== Task brief ==
Reproduce each line exactly, including spacing and punctuation.
- - - - -
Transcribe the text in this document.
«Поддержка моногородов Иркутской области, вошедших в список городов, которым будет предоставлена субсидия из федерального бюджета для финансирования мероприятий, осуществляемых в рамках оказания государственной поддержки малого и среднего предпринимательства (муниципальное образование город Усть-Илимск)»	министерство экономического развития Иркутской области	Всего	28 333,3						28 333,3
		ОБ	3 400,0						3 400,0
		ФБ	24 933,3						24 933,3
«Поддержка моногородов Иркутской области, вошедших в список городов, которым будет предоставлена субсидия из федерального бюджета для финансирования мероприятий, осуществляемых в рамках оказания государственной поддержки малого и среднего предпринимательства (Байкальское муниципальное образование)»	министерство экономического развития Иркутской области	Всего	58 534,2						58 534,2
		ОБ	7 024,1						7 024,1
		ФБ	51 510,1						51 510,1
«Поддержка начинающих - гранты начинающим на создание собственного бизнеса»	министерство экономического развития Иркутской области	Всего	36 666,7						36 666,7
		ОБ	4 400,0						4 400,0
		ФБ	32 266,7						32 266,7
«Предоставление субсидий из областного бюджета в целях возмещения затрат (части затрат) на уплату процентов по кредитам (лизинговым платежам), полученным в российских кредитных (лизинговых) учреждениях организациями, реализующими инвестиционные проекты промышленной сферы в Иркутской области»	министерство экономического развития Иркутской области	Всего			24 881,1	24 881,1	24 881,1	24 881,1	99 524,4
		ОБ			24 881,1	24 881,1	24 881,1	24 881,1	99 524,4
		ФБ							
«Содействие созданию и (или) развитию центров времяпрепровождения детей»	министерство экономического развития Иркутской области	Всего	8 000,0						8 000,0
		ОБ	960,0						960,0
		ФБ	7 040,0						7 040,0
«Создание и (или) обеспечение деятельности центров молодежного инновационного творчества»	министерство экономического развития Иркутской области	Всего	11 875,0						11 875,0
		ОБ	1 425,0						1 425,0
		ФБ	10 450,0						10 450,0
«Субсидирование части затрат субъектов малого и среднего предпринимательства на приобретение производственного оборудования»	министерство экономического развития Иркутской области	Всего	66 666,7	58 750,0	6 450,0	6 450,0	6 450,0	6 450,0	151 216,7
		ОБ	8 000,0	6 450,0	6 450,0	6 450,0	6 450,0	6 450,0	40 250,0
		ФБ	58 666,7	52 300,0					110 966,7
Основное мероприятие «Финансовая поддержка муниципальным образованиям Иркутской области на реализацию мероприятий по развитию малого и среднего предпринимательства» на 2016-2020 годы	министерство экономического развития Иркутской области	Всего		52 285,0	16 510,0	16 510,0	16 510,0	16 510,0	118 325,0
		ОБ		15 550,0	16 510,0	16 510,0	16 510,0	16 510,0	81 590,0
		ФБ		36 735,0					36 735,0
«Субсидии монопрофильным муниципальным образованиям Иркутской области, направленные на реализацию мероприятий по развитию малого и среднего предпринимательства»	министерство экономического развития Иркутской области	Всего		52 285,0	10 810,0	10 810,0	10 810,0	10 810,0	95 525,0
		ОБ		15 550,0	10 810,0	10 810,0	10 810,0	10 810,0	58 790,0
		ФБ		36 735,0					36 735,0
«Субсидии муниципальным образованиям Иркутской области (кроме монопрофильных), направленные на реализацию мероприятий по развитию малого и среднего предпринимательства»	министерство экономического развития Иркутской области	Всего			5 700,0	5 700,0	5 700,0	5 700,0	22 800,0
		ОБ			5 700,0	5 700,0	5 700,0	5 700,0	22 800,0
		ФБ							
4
- - - - -
== Exercise result ==
Transcribe the text in this document.
«Поддержка моногородов Иркутской области, вошедших в список городов, которым будет предоставлена субсидия из федерального бюджета для финансирования мероприятий, осуществляемых в рамках оказания государственной поддержки малого и среднего предпринимательства (муниципальное образование город Усть-Илимск)»	министерство экономического развития Иркутской области	Всего	28 333,3						28 333,3
		ОБ	3 400,0						3 400,0
		ФБ	24 933,3						24 933,3
«Поддержка моногородов Иркутской области, вошедших в список городов, которым будет предоставлена субсидия из федерального бюджета для финансирования мероприятий, осуществляемых в рамках оказания государственной поддержки малого и среднего предпринимательства (Байкальское муниципальное образование)»	министерство экономического развития Иркутской области	Всего	58 534,2						58 534,2
		ОБ	7 024,1						7 024,1
		ФБ	51 510,1						51 510,1
«Поддержка начинающих - гранты начинающим на создание собственного бизнеса»	министерство экономического развития Иркутской области	Всего	36 666,7						36 666,7
		ОБ	4 400,0						4 400,0
		ФБ	32 266,7						32 266,7
«Предоставление субсидий из областного бюджета в целях возмещения затрат (части затрат) на уплату процентов по кредитам (лизинговым платежам), полученным в российских кредитных (лизинговых) учреждениях организациями, реализующими инвестиционные проекты промышленной сферы в Иркутской области»	министерство экономического развития Иркутской области	Всего			24 881,1	24 881,1	24 881,1	24 881,1	99 524,4
		ОБ			24 881,1	24 881,1	24 881,1	24 881,1	99 524,4
		ФБ							
«Содействие созданию и (или) развитию центров времяпрепровождения детей»	министерство экономического развития Иркутской области	Всего	8 000,0						8 000,0
		ОБ	960,0						960,0
		ФБ	7 040,0						7 040,0
«Создание и (или) обеспечение деятельности центров молодежного инновационного творчества»	министерство экономического развития Иркутской области	Всего	11 875,0						11 875,0
		ОБ	1 425,0						1 425,0
		ФБ	10 450,0						10 450,0
«Субсидирование части затрат субъектов малого и среднего предпринимательства на приобретение производственного оборудования»	министерство экономического развития Иркутской области	Всего	66 666,7	58 750,0	6 450,0	6 450,0	6 450,0	6 450,0	151 216,7
		ОБ	8 000,0	6 450,0	6 450,0	6 450,0	6 450,0	6 450,0	40 250,0
		ФБ	58 666,7	52 300,0					110 966,7
Основное мероприятие «Финансовая поддержка муниципальным образованиям Иркутской области на реализацию мероприятий по развитию малого и среднего предпринимательства» на 2016-2020 годы	министерство экономического развития Иркутской области	Всего		52 285,0	16 510,0	16 510,0	16 510,0	16 510,0	118 325,0
		ОБ		15 550,0	16 510,0	16 510,0	16 510,0	16 510,0	81 590,0
		ФБ		36 735,0					36 735,0
«Субсидии монопрофильным муниципальным образованиям Иркутской области, направленные на реализацию мероприятий по развитию малого и среднего предпринимательства»	министерство экономического развития Иркутской области	Всего		52 285,0	10 810,0	10 810,0	10 810,0	10 810,0	95 525,0
		ОБ		15 550,0	10 810,0	10 810,0	10 810,0	10 810,0	58 790,0
		ФБ		36 735,0					36 735,0
«Субсидии муниципальным образованиям Иркутской области (кроме монопрофильных), направленные на реализацию мероприятий по развитию малого и среднего предпринимательства»	министерство экономического развития Иркутской области	Всего			5 700,0	5 700,0	5 700,0	5 700,0	22 800,0
		ОБ			5 700,0	5 700,0	5 700,0	5 700,0	22 800,0
		ФБ							
4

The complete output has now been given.